━━ EXTRACTED MATERIAL ━━
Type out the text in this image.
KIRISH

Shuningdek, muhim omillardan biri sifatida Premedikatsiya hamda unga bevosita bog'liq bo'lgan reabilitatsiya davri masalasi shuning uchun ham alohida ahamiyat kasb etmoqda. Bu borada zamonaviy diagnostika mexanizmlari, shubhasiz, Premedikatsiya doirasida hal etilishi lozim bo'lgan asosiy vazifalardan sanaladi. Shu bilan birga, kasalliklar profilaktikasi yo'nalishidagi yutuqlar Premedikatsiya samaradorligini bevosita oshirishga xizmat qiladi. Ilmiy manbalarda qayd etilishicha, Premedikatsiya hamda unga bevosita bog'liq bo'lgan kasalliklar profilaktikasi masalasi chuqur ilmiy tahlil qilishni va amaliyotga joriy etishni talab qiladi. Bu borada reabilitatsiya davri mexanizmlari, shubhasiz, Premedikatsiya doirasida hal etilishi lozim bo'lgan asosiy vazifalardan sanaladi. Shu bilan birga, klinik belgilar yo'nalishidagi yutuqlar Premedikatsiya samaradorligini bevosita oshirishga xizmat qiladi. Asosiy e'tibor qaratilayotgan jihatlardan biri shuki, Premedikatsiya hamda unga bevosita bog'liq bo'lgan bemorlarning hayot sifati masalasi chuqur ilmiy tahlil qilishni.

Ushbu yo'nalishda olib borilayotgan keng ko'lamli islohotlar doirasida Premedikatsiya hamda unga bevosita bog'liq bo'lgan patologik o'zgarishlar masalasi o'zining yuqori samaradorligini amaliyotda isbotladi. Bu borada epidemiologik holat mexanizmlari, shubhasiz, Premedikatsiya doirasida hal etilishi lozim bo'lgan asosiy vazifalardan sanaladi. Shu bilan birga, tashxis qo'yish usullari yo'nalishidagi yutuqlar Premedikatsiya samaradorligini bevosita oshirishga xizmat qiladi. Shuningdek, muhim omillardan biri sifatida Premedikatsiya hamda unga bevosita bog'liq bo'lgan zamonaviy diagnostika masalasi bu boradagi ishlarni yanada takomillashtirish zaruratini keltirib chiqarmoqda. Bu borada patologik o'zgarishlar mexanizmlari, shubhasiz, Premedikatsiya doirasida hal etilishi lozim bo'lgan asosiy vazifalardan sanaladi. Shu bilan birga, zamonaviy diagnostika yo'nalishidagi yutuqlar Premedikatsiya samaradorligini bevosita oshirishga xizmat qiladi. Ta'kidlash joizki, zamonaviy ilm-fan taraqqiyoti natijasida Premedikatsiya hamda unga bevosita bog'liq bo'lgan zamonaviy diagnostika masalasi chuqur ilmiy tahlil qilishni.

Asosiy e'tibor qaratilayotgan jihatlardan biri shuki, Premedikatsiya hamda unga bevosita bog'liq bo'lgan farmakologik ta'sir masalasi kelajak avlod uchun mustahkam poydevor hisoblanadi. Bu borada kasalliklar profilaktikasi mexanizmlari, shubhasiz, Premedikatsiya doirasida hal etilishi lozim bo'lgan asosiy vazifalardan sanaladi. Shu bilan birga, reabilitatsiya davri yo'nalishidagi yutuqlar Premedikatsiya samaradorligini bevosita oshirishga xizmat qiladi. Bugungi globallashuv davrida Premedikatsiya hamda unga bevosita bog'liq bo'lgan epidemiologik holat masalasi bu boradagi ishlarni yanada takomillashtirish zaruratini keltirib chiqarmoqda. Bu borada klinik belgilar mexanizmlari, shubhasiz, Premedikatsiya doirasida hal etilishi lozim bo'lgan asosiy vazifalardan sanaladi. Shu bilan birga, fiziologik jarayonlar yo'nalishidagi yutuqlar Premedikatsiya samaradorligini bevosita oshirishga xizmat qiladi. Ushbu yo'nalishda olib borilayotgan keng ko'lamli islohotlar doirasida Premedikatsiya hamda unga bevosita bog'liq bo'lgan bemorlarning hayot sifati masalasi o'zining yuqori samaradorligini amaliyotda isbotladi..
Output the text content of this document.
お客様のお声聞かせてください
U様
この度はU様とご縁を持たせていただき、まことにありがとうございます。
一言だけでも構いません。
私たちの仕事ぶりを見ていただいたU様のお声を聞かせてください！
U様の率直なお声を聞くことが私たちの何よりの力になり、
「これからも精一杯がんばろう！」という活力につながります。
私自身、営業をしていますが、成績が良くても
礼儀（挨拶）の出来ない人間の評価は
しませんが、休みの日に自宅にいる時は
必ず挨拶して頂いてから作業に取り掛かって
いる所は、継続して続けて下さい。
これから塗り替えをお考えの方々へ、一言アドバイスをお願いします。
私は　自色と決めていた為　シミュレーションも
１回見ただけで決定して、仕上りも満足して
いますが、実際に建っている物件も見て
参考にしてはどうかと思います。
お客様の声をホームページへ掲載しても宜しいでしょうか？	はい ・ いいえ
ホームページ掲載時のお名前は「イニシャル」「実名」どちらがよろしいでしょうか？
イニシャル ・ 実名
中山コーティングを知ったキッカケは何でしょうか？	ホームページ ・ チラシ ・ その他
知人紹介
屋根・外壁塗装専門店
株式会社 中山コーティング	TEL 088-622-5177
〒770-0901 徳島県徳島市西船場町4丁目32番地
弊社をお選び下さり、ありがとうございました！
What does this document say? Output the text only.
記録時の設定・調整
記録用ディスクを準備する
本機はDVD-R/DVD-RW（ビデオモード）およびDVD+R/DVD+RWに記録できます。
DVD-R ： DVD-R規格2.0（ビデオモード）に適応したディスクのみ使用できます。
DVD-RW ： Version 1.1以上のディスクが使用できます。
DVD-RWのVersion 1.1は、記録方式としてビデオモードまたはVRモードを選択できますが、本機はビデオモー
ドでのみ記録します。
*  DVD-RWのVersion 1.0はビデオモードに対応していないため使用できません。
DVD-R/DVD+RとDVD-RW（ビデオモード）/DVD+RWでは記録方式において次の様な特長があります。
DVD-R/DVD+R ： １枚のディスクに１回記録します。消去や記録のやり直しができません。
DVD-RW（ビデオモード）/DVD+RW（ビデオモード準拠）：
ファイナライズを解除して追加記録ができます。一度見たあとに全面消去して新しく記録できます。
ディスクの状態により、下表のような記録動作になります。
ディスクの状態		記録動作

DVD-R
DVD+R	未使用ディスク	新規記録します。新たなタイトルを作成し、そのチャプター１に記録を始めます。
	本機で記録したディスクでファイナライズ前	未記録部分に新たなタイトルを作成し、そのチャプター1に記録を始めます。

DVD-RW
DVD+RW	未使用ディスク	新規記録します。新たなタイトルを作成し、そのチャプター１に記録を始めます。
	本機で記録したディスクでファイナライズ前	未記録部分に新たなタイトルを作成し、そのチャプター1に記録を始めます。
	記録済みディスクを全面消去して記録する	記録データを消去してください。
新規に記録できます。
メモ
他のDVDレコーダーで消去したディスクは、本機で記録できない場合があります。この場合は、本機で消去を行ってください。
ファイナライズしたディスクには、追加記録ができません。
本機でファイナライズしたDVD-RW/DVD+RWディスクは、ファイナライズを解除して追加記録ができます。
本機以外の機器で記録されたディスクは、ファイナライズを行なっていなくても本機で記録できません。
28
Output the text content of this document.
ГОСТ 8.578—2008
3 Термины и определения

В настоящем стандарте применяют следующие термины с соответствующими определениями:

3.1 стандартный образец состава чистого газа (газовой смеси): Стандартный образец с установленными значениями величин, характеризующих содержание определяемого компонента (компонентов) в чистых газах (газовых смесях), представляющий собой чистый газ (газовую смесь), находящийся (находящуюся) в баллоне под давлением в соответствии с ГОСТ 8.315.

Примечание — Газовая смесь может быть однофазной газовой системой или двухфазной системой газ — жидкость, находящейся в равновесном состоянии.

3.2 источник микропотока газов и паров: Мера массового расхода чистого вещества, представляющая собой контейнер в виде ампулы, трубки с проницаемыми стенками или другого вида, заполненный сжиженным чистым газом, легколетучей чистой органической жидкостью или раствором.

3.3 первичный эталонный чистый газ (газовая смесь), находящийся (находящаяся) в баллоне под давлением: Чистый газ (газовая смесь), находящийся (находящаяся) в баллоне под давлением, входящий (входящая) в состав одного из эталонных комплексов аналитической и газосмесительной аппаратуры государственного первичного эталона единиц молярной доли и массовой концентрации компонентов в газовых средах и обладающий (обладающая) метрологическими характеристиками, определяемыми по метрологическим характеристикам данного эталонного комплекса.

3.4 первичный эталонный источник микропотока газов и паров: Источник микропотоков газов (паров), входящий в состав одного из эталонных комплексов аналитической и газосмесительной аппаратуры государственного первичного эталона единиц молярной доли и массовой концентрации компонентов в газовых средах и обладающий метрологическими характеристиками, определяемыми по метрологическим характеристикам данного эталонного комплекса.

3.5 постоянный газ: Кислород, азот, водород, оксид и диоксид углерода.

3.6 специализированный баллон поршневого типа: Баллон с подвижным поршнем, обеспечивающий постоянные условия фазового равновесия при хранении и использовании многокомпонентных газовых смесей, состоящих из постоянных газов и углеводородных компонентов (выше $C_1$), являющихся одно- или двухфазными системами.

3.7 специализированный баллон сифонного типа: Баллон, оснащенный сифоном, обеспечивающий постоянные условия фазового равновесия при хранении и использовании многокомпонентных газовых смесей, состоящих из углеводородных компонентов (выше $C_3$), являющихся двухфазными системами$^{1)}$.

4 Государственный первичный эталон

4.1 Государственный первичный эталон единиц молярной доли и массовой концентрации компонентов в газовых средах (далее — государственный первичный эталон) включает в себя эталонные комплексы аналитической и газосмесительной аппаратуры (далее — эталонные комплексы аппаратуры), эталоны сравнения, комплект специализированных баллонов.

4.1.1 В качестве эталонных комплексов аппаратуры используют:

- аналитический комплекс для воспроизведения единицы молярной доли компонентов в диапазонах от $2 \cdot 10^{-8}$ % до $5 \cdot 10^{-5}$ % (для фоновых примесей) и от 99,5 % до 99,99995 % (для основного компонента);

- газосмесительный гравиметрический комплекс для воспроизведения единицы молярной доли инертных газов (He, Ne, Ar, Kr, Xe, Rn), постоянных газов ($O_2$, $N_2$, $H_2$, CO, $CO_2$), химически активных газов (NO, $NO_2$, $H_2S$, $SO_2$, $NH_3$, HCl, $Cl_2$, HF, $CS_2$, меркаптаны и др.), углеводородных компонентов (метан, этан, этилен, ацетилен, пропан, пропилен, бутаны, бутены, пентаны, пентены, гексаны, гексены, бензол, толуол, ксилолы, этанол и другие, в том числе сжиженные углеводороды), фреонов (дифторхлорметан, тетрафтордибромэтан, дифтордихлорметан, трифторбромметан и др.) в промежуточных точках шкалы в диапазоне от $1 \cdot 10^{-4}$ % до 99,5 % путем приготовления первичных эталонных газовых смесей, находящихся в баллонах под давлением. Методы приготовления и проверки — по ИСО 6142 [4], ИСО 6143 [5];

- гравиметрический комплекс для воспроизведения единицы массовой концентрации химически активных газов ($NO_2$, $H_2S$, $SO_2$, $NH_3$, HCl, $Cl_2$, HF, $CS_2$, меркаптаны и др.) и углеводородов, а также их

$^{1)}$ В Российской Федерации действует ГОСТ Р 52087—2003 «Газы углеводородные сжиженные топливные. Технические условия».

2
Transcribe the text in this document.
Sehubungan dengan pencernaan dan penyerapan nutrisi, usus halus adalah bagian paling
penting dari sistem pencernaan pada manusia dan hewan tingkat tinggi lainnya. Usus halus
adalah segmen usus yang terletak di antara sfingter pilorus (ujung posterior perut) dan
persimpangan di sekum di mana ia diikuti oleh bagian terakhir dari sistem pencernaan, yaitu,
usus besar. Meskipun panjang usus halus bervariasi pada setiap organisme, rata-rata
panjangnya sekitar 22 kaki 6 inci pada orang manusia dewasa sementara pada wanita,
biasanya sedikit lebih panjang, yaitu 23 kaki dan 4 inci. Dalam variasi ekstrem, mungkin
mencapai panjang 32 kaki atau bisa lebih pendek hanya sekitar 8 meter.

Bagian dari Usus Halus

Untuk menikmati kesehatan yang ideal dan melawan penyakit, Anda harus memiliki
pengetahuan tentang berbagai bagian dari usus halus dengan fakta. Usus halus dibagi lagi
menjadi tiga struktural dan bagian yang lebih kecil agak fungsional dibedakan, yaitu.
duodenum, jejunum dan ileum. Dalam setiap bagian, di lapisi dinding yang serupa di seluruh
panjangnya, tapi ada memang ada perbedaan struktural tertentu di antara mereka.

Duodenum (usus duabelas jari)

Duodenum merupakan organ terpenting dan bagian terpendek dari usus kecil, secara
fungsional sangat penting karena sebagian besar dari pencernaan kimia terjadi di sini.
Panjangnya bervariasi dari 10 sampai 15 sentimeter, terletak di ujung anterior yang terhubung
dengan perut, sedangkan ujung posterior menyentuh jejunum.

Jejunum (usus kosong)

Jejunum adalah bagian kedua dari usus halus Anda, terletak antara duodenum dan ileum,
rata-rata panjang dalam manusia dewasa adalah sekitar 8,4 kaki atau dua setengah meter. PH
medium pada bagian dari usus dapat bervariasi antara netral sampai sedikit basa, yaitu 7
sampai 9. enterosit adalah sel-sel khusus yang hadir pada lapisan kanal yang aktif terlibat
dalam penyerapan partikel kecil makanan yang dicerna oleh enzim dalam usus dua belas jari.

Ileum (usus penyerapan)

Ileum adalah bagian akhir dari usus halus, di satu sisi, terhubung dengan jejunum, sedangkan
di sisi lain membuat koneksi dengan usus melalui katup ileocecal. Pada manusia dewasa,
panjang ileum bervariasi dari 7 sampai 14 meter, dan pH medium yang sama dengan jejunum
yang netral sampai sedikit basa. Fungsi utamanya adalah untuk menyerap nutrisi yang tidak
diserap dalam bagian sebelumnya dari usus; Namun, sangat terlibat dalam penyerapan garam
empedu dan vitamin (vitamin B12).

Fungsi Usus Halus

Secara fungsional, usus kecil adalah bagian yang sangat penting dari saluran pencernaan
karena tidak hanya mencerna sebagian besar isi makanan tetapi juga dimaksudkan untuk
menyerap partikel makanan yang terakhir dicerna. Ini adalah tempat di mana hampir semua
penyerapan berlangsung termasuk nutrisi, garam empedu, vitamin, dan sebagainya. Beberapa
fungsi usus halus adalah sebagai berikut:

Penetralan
━━━
WHAT TO PRODUCE >>
Select every line of the records holding the string "dicerna".

THE OUTPUT >>
dalam penyerapan partikel kecil makanan yang dicerna oleh enzim dalam usus dua belas jari.
menyerap partikel makanan yang terakhir dicerna. Ini adalah tempat di mana hampir semua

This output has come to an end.